» Entries supplied:
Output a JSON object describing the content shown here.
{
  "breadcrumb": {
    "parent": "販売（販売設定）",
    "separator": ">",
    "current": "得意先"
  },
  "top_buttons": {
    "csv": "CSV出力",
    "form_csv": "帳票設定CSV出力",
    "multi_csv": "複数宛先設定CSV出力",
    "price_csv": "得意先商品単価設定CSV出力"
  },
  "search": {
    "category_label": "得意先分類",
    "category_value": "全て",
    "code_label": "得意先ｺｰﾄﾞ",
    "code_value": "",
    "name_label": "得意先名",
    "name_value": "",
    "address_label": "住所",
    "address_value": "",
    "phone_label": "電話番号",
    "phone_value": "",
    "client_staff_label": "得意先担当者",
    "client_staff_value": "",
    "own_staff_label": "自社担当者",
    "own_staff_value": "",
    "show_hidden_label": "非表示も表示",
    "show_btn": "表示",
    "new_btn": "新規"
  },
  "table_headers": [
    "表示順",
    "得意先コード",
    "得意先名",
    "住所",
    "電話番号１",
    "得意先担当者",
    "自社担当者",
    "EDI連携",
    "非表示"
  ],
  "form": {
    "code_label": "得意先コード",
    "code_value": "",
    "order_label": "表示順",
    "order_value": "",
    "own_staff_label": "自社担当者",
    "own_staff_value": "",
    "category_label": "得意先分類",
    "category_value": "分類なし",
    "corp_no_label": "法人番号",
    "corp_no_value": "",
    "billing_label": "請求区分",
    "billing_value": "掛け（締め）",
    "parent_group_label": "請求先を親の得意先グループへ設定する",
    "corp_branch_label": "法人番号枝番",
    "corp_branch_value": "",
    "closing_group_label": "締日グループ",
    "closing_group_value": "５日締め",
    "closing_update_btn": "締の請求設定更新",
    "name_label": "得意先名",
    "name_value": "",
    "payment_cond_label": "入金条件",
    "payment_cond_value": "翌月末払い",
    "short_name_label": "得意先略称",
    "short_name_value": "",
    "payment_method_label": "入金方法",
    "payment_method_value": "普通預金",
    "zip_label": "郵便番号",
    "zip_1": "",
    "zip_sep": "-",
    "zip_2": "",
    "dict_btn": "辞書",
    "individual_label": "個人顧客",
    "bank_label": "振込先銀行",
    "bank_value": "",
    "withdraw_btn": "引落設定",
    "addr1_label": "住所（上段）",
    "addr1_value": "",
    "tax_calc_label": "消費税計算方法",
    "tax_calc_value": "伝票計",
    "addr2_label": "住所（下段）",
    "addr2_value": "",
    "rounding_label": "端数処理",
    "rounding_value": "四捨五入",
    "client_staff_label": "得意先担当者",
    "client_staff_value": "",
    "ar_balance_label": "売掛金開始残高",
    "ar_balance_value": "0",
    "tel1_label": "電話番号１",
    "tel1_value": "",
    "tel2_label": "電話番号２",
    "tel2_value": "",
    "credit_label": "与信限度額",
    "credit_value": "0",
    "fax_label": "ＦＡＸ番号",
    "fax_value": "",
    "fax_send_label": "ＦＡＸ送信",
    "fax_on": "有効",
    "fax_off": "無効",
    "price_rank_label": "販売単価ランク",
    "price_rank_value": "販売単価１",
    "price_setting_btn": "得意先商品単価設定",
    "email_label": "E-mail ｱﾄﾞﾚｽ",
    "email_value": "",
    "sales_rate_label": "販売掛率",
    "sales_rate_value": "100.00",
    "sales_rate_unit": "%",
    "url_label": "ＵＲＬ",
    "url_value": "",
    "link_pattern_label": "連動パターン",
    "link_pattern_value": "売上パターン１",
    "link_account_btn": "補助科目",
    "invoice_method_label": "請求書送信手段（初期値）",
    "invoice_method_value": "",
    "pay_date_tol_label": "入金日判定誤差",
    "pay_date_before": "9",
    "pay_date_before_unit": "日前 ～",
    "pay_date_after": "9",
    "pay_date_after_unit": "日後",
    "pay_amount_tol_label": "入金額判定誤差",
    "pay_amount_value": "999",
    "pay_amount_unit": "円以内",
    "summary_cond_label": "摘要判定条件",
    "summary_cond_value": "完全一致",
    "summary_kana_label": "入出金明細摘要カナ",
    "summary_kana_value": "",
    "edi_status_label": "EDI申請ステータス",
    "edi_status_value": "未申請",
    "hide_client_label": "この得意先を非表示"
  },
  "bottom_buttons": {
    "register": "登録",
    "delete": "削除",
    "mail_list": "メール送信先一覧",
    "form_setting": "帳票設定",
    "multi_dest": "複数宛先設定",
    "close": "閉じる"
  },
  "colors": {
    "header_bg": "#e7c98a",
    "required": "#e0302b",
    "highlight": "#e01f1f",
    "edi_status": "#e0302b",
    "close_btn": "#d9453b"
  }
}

» Work to do: Set all of the entries down again, exactly as they were given.

» Final result:
Output a JSON object describing the content shown here.
{
  "breadcrumb": {
    "parent": "販売（販売設定）",
    "separator": ">",
    "current": "得意先"
  },
  "top_buttons": {
    "csv": "CSV出力",
    "form_csv": "帳票設定CSV出力",
    "multi_csv": "複数宛先設定CSV出力",
    "price_csv": "得意先商品単価設定CSV出力"
  },
  "search": {
    "category_label": "得意先分類",
    "category_value": "全て",
    "code_label": "得意先ｺｰﾄﾞ",
    "code_value": "",
    "name_label": "得意先名",
    "name_value": "",
    "address_label": "住所",
    "address_value": "",
    "phone_label": "電話番号",
    "phone_value": "",
    "client_staff_label": "得意先担当者",
    "client_staff_value": "",
    "own_staff_label": "自社担当者",
    "own_staff_value": "",
    "show_hidden_label": "非表示も表示",
    "show_btn": "表示",
    "new_btn": "新規"
  },
  "table_headers": [
    "表示順",
    "得意先コード",
    "得意先名",
    "住所",
    "電話番号１",
    "得意先担当者",
    "自社担当者",
    "EDI連携",
    "非表示"
  ],
  "form": {
    "code_label": "得意先コード",
    "code_value": "",
    "order_label": "表示順",
    "order_value": "",
    "own_staff_label": "自社担当者",
    "own_staff_value": "",
    "category_label": "得意先分類",
    "category_value": "分類なし",
    "corp_no_label": "法人番号",
    "corp_no_value": "",
    "billing_label": "請求区分",
    "billing_value": "掛け（締め）",
    "parent_group_label": "請求先を親の得意先グループへ設定する",
    "corp_branch_label": "法人番号枝番",
    "corp_branch_value": "",
    "closing_group_label": "締日グループ",
    "closing_group_value": "５日締め",
    "closing_update_btn": "締の請求設定更新",
    "name_label": "得意先名",
    "name_value": "",
    "payment_cond_label": "入金条件",
    "payment_cond_value": "翌月末払い",
    "short_name_label": "得意先略称",
    "short_name_value": "",
    "payment_method_label": "入金方法",
    "payment_method_value": "普通預金",
    "zip_label": "郵便番号",
    "zip_1": "",
    "zip_sep": "-",
    "zip_2": "",
    "dict_btn": "辞書",
    "individual_label": "個人顧客",
    "bank_label": "振込先銀行",
    "bank_value": "",
    "withdraw_btn": "引落設定",
    "addr1_label": "住所（上段）",
    "addr1_value": "",
    "tax_calc_label": "消費税計算方法",
    "tax_calc_value": "伝票計",
    "addr2_label": "住所（下段）",
    "addr2_value": "",
    "rounding_label": "端数処理",
    "rounding_value": "四捨五入",
    "client_staff_label": "得意先担当者",
    "client_staff_value": "",
    "ar_balance_label": "売掛金開始残高",
    "ar_balance_value": "0",
    "tel1_label": "電話番号１",
    "tel1_value": "",
    "tel2_label": "電話番号２",
    "tel2_value": "",
    "credit_label": "与信限度額",
    "credit_value": "0",
    "fax_label": "ＦＡＸ番号",
    "fax_value": "",
    "fax_send_label": "ＦＡＸ送信",
    "fax_on": "有効",
    "fax_off": "無効",
    "price_rank_label": "販売単価ランク",
    "price_rank_value": "販売単価１",
    "price_setting_btn": "得意先商品単価設定",
    "email_label": "E-mail ｱﾄﾞﾚｽ",
    "email_value": "",
    "sales_rate_label": "販売掛率",
    "sales_rate_value": "100.00",
    "sales_rate_unit": "%",
    "url_label": "ＵＲＬ",
    "url_value": "",
    "link_pattern_label": "連動パターン",
    "link_pattern_value": "売上パターン１",
    "link_account_btn": "補助科目",
    "invoice_method_label": "請求書送信手段（初期値）",
    "invoice_method_value": "",
    "pay_date_tol_label": "入金日判定誤差",
    "pay_date_before": "9",
    "pay_date_before_unit": "日前 ～",
    "pay_date_after": "9",
    "pay_date_after_unit": "日後",
    "pay_amount_tol_label": "入金額判定誤差",
    "pay_amount_value": "999",
    "pay_amount_unit": "円以内",
    "summary_cond_label": "摘要判定条件",
    "summary_cond_value": "完全一致",
    "summary_kana_label": "入出金明細摘要カナ",
    "summary_kana_value": "",
    "edi_status_label": "EDI申請ステータス",
    "edi_status_value": "未申請",
    "hide_client_label": "この得意先を非表示"
  },
  "bottom_buttons": {
    "register": "登録",
    "delete": "削除",
    "mail_list": "メール送信先一覧",
    "form_setting": "帳票設定",
    "multi_dest": "複数宛先設定",
    "close": "閉じる"
  },
  "colors": {
    "header_bg": "#e7c98a",
    "required": "#e0302b",
    "highlight": "#e01f1f",
    "edi_status": "#e0302b",
    "close_btn": "#d9453b"
  }
}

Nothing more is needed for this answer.